■ **What is asked**
Lines containing the string "ovat" are to be counted; report the total by itself.

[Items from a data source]

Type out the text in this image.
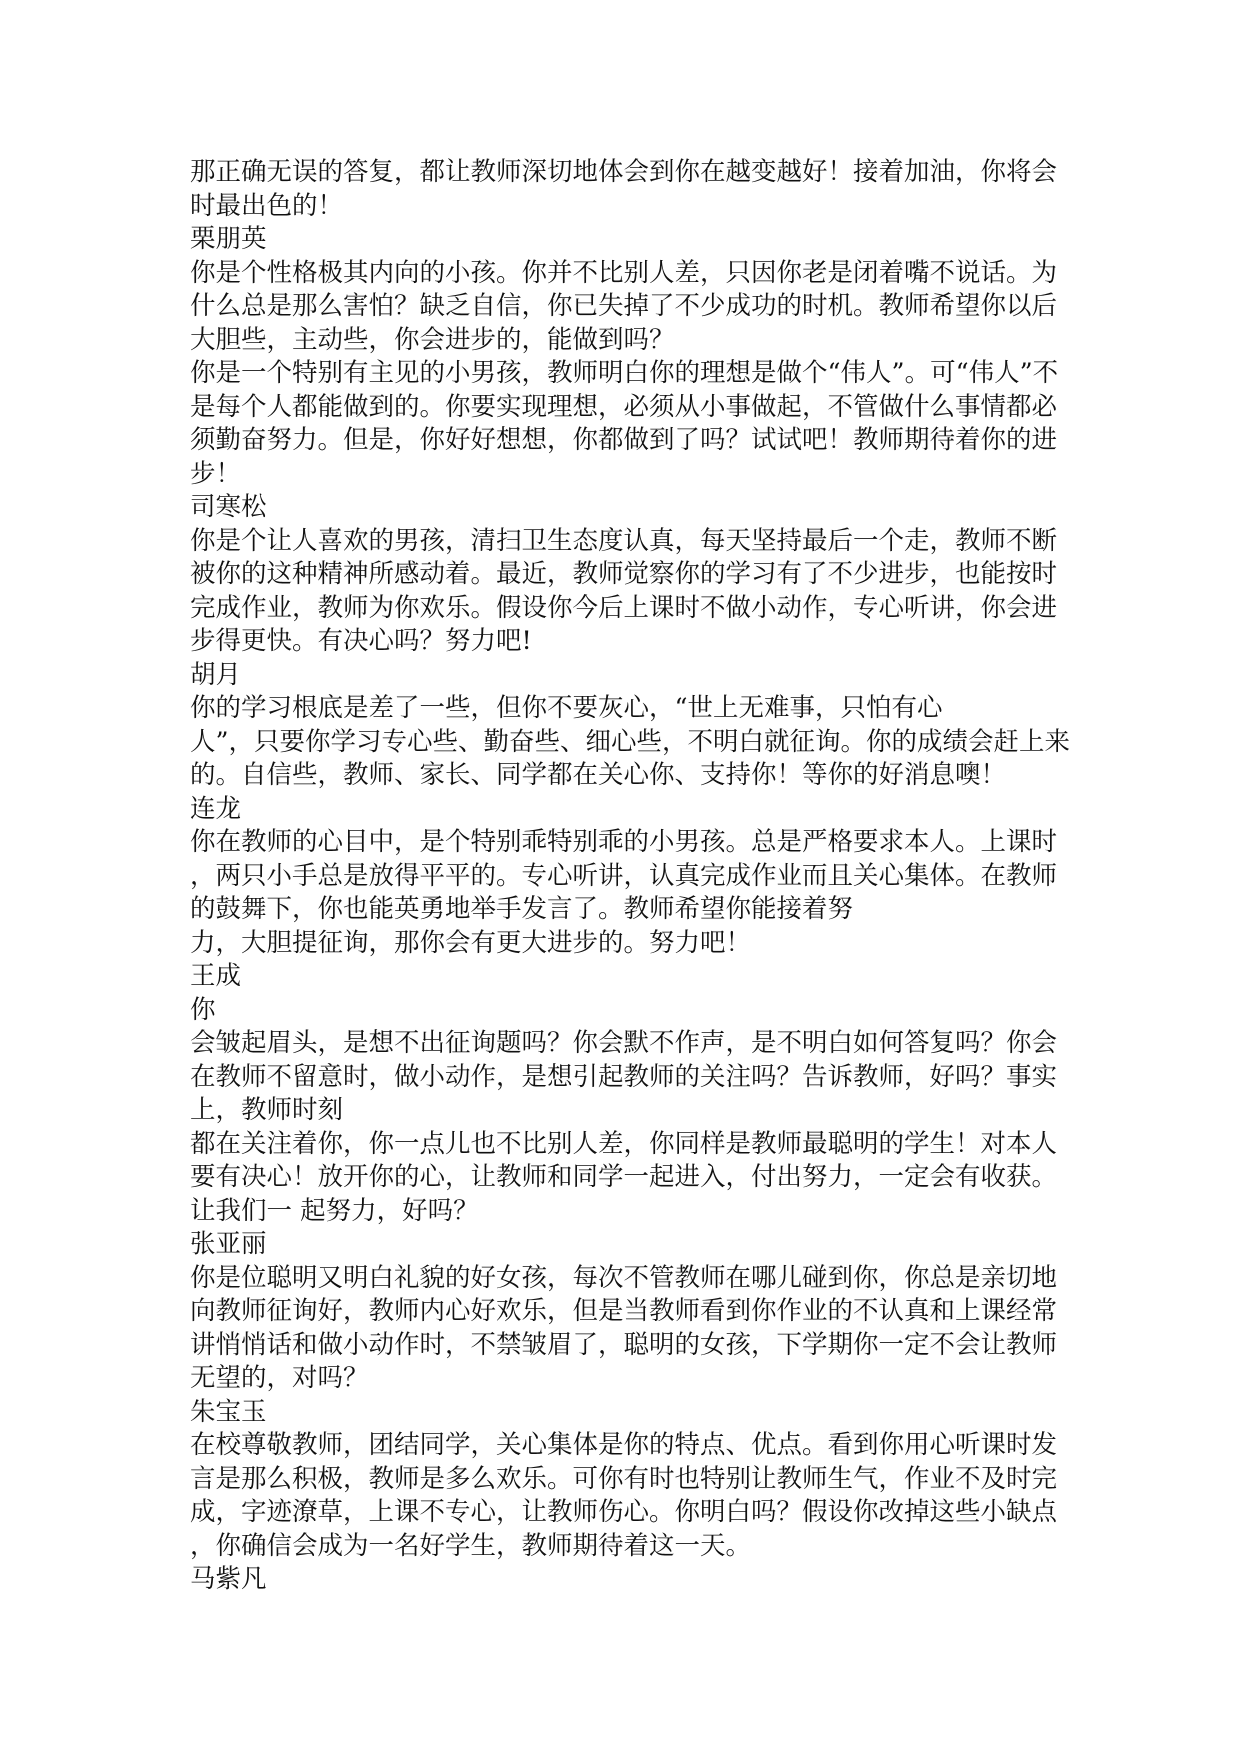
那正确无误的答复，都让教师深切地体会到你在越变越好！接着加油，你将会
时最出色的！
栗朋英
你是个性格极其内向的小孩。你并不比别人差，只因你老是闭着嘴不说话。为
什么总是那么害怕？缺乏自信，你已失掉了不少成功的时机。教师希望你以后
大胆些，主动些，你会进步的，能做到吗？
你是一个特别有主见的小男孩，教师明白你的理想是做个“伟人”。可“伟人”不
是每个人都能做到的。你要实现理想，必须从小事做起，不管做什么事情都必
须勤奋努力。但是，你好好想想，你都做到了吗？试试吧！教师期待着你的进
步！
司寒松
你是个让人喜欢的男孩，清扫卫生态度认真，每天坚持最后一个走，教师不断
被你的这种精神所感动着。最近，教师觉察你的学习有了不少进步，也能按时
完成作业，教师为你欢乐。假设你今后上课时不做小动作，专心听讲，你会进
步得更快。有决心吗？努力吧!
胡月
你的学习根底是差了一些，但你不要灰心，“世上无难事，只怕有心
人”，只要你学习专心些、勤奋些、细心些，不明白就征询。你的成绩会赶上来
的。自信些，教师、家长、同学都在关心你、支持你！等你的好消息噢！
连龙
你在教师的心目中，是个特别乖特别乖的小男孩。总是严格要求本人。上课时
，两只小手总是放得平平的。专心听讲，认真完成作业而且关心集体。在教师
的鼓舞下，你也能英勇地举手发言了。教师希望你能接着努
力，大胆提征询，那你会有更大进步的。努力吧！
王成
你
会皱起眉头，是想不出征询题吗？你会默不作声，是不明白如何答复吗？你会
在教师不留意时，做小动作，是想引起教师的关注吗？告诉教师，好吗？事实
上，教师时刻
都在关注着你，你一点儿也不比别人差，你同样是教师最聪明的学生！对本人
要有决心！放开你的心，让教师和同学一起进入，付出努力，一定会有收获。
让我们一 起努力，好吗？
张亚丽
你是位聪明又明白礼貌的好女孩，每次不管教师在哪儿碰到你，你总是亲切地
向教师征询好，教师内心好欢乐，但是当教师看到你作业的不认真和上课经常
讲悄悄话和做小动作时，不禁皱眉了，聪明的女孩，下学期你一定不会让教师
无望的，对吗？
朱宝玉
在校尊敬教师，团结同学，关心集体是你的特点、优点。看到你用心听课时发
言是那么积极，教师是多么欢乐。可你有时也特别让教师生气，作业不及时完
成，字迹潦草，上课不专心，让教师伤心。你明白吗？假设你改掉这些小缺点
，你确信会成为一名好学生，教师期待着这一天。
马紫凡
* * *
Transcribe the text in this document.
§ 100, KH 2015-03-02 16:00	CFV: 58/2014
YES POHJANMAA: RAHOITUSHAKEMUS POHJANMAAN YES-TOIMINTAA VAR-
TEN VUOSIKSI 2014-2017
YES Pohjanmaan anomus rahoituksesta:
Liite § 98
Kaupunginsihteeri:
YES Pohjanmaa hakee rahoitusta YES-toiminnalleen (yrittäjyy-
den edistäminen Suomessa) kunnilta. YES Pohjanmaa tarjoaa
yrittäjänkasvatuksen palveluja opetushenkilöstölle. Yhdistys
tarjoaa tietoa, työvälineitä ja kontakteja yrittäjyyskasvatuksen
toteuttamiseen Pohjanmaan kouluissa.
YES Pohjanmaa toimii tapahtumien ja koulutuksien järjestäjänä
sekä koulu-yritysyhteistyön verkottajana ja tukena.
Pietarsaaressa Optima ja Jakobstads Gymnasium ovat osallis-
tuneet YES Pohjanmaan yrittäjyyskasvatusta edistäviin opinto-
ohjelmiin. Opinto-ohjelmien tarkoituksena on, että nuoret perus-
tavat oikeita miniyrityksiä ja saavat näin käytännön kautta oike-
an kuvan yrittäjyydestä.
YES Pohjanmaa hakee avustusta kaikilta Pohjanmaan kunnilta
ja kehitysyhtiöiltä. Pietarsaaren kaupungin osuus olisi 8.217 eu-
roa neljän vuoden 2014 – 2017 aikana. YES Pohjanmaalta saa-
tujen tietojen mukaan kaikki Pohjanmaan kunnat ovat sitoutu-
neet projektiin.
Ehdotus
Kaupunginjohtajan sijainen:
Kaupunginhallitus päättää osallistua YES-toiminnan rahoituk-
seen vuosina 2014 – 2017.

■ **The reply**
2